| YOUR INSTRUCTIONS |
Rewrite the stretch of the material from the line containing "reference-power-header: Reference power" through the line containing "wavelength-value: 1310 (392, 114, 531, 179)" as a numbered list, leaving out any blank lines.

(Region boundary data)
───

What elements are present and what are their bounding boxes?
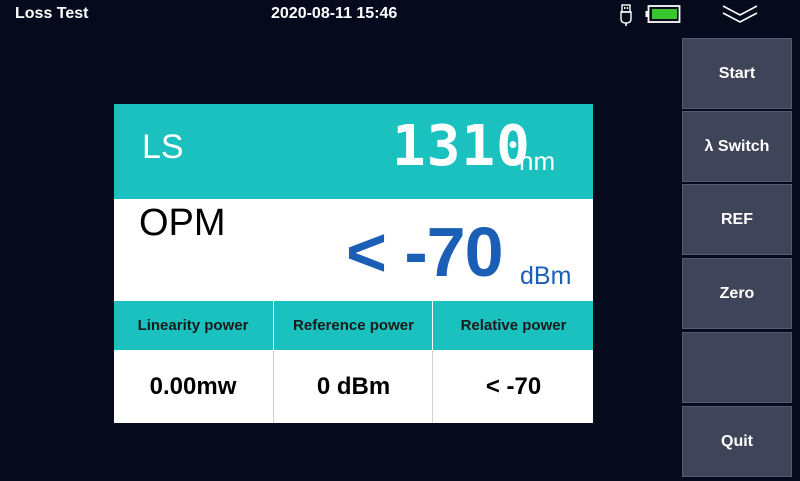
reference-power-header: Reference power (273, 301, 433, 350)
relative-power-header: Relative power (432, 301, 594, 350)
power-meter-label: OPM (139, 202, 226, 244)
chevron-down-icon[interactable] (720, 2, 760, 26)
usb-icon (620, 4, 632, 26)
results-table-header: Linearity power Reference power Relative… (114, 301, 593, 350)
wavelength-switch-button[interactable]: λ Switch (682, 111, 792, 182)
measurement-card: LS 1310 nm OPM < -70 dBm Linearity power… (114, 104, 593, 423)
light-source-panel: LS 1310 nm (114, 104, 593, 199)
ref-button[interactable]: REF (682, 184, 792, 255)
start-button[interactable]: Start (682, 38, 792, 109)
quit-button[interactable]: Quit (682, 406, 792, 477)
app-title: Loss Test (15, 5, 89, 22)
status-bar: Loss Test 2020-08-11 15:46 (0, 0, 800, 30)
light-source-label: LS (142, 128, 184, 166)
wavelength-value: 1310 (392, 114, 531, 179)
battery-icon (645, 5, 681, 23)
wavelength-unit: nm (519, 146, 556, 176)
results-table-row: 0.00mw 0 dBm < -70 (114, 350, 593, 423)
power-unit: dBm (520, 262, 572, 290)
datetime-display: 2020-08-11 15:46 (271, 5, 398, 22)
relative-power-value: < -70 (432, 350, 594, 423)
reference-power-value: 0 dBm (273, 350, 433, 423)
linearity-power-header: Linearity power (137, 317, 249, 334)
power-reading: < -70 (346, 213, 503, 291)
zero-button[interactable]: Zero (682, 258, 792, 329)
side-menu: Start λ Switch REF Zero Quit (682, 36, 794, 480)
empty-button[interactable] (682, 332, 792, 403)
linearity-power-value: 0.00mw (149, 372, 237, 400)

───

| SOLUTION FOR THIS EXERCISE |
1. reference-power-header: Reference power (273, 301, 433, 350)
2. relative-power-header: Relative power (432, 301, 594, 350)
3. power-meter-label: OPM (139, 202, 226, 244)
4. chevron-down-icon[interactable] (720, 2, 760, 26)
5. usb-icon (620, 4, 632, 26)
6. results-table-header: Linearity power Reference power Relative… (114, 301, 593, 350)
7. wavelength-switch-button[interactable]: λ Switch (682, 111, 792, 182)
8. measurement-card: LS 1310 nm OPM < -70 dBm Linearity power… (114, 104, 593, 423)
9. light-source-panel: LS 1310 nm (114, 104, 593, 199)
10. ref-button[interactable]: REF (682, 184, 792, 255)
11. start-button[interactable]: Start (682, 38, 792, 109)
12. quit-button[interactable]: Quit (682, 406, 792, 477)
13. app-title: Loss Test (15, 5, 89, 22)
14. status-bar: Loss Test 2020-08-11 15:46 (0, 0, 800, 30)
15. light-source-label: LS (142, 128, 184, 166)
16. wavelength-value: 1310 (392, 114, 531, 179)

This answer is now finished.